▶ _Exercise task_
Transcribe each record below word for word.

▶ _Records for this exercise_
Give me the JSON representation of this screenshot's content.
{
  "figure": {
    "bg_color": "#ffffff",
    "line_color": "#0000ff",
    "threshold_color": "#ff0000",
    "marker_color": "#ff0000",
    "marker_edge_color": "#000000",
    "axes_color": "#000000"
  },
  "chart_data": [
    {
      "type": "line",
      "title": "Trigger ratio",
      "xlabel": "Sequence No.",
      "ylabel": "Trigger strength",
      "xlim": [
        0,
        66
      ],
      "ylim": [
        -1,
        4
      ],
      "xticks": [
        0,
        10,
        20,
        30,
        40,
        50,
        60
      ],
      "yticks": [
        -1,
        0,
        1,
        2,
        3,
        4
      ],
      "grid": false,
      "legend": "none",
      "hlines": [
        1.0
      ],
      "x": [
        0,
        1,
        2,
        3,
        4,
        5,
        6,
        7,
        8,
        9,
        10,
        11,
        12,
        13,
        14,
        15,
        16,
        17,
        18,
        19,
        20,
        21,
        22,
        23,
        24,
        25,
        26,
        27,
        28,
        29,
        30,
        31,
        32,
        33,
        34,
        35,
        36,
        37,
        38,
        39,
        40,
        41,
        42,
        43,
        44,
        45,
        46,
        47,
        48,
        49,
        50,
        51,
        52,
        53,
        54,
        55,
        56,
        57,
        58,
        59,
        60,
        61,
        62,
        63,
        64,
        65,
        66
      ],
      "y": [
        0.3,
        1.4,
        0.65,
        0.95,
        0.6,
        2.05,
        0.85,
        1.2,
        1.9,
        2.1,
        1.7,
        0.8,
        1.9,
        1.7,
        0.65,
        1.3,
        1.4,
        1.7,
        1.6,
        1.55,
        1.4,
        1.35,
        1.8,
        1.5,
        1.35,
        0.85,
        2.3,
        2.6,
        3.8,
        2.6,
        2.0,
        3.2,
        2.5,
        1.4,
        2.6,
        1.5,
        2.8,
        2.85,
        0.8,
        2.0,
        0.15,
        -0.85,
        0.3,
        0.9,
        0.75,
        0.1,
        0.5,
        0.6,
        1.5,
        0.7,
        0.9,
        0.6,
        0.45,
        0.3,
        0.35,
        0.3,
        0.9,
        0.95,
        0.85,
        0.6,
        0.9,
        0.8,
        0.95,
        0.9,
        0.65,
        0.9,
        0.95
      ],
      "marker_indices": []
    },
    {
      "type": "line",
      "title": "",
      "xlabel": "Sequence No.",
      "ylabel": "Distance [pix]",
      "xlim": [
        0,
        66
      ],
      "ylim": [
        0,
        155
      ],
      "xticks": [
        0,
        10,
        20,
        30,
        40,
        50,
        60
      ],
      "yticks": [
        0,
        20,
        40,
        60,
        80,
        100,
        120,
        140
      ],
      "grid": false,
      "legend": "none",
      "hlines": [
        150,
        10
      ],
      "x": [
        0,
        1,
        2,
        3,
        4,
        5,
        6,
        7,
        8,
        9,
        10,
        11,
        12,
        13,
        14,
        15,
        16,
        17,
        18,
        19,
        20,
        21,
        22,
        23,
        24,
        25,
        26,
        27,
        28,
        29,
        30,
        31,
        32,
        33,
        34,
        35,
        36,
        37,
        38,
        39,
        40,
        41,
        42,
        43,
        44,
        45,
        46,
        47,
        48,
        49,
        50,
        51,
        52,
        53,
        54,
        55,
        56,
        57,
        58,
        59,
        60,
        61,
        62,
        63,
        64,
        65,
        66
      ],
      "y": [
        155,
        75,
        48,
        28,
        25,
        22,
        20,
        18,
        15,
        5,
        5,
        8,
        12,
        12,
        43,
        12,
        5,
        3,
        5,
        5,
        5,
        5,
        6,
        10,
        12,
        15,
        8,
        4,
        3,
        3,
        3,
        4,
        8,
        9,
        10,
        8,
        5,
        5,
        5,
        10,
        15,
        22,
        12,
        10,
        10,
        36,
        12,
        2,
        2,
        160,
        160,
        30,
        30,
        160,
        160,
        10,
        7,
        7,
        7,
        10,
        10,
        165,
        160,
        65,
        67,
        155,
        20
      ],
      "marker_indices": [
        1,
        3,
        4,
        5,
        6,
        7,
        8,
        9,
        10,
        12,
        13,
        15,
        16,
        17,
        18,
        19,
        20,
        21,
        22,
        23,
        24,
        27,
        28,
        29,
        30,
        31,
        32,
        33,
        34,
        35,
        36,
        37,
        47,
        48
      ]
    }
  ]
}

▶ _Result_
Give me the JSON representation of this screenshot's content.
{
  "figure": {
    "bg_color": "#ffffff",
    "line_color": "#0000ff",
    "threshold_color": "#ff0000",
    "marker_color": "#ff0000",
    "marker_edge_color": "#000000",
    "axes_color": "#000000"
  },
  "chart_data": [
    {
      "type": "line",
      "title": "Trigger ratio",
      "xlabel": "Sequence No.",
      "ylabel": "Trigger strength",
      "xlim": [
        0,
        66
      ],
      "ylim": [
        -1,
        4
      ],
      "xticks": [
        0,
        10,
        20,
        30,
        40,
        50,
        60
      ],
      "yticks": [
        -1,
        0,
        1,
        2,
        3,
        4
      ],
      "grid": false,
      "legend": "none",
      "hlines": [
        1.0
      ],
      "x": [
        0,
        1,
        2,
        3,
        4,
        5,
        6,
        7,
        8,
        9,
        10,
        11,
        12,
        13,
        14,
        15,
        16,
        17,
        18,
        19,
        20,
        21,
        22,
        23,
        24,
        25,
        26,
        27,
        28,
        29,
        30,
        31,
        32,
        33,
        34,
        35,
        36,
        37,
        38,
        39,
        40,
        41,
        42,
        43,
        44,
        45,
        46,
        47,
        48,
        49,
        50,
        51,
        52,
        53,
        54,
        55,
        56,
        57,
        58,
        59,
        60,
        61,
        62,
        63,
        64,
        65,
        66
      ],
      "y": [
        0.3,
        1.4,
        0.65,
        0.95,
        0.6,
        2.05,
        0.85,
        1.2,
        1.9,
        2.1,
        1.7,
        0.8,
        1.9,
        1.7,
        0.65,
        1.3,
        1.4,
        1.7,
        1.6,
        1.55,
        1.4,
        1.35,
        1.8,
        1.5,
        1.35,
        0.85,
        2.3,
        2.6,
        3.8,
        2.6,
        2.0,
        3.2,
        2.5,
        1.4,
        2.6,
        1.5,
        2.8,
        2.85,
        0.8,
        2.0,
        0.15,
        -0.85,
        0.3,
        0.9,
        0.75,
        0.1,
        0.5,
        0.6,
        1.5,
        0.7,
        0.9,
        0.6,
        0.45,
        0.3,
        0.35,
        0.3,
        0.9,
        0.95,
        0.85,
        0.6,
        0.9,
        0.8,
        0.95,
        0.9,
        0.65,
        0.9,
        0.95
      ],
      "marker_indices": []
    },
    {
      "type": "line",
      "title": "",
      "xlabel": "Sequence No.",
      "ylabel": "Distance [pix]",
      "xlim": [
        0,
        66
      ],
      "ylim": [
        0,
        155
      ],
      "xticks": [
        0,
        10,
        20,
        30,
        40,
        50,
        60
      ],
      "yticks": [
        0,
        20,
        40,
        60,
        80,
        100,
        120,
        140
      ],
      "grid": false,
      "legend": "none",
      "hlines": [
        150,
        10
      ],
      "x": [
        0,
        1,
        2,
        3,
        4,
        5,
        6,
        7,
        8,
        9,
        10,
        11,
        12,
        13,
        14,
        15,
        16,
        17,
        18,
        19,
        20,
        21,
        22,
        23,
        24,
        25,
        26,
        27,
        28,
        29,
        30,
        31,
        32,
        33,
        34,
        35,
        36,
        37,
        38,
        39,
        40,
        41,
        42,
        43,
        44,
        45,
        46,
        47,
        48,
        49,
        50,
        51,
        52,
        53,
        54,
        55,
        56,
        57,
        58,
        59,
        60,
        61,
        62,
        63,
        64,
        65,
        66
      ],
      "y": [
        155,
        75,
        48,
        28,
        25,
        22,
        20,
        18,
        15,
        5,
        5,
        8,
        12,
        12,
        43,
        12,
        5,
        3,
        5,
        5,
        5,
        5,
        6,
        10,
        12,
        15,
        8,
        4,
        3,
        3,
        3,
        4,
        8,
        9,
        10,
        8,
        5,
        5,
        5,
        10,
        15,
        22,
        12,
        10,
        10,
        36,
        12,
        2,
        2,
        160,
        160,
        30,
        30,
        160,
        160,
        10,
        7,
        7,
        7,
        10,
        10,
        165,
        160,
        65,
        67,
        155,
        20
      ],
      "marker_indices": [
        1,
        3,
        4,
        5,
        6,
        7,
        8,
        9,
        10,
        12,
        13,
        15,
        16,
        17,
        18,
        19,
        20,
        21,
        22,
        23,
        24,
        27,
        28,
        29,
        30,
        31,
        32,
        33,
        34,
        35,
        36,
        37,
        47,
        48
      ]
    }
  ]
}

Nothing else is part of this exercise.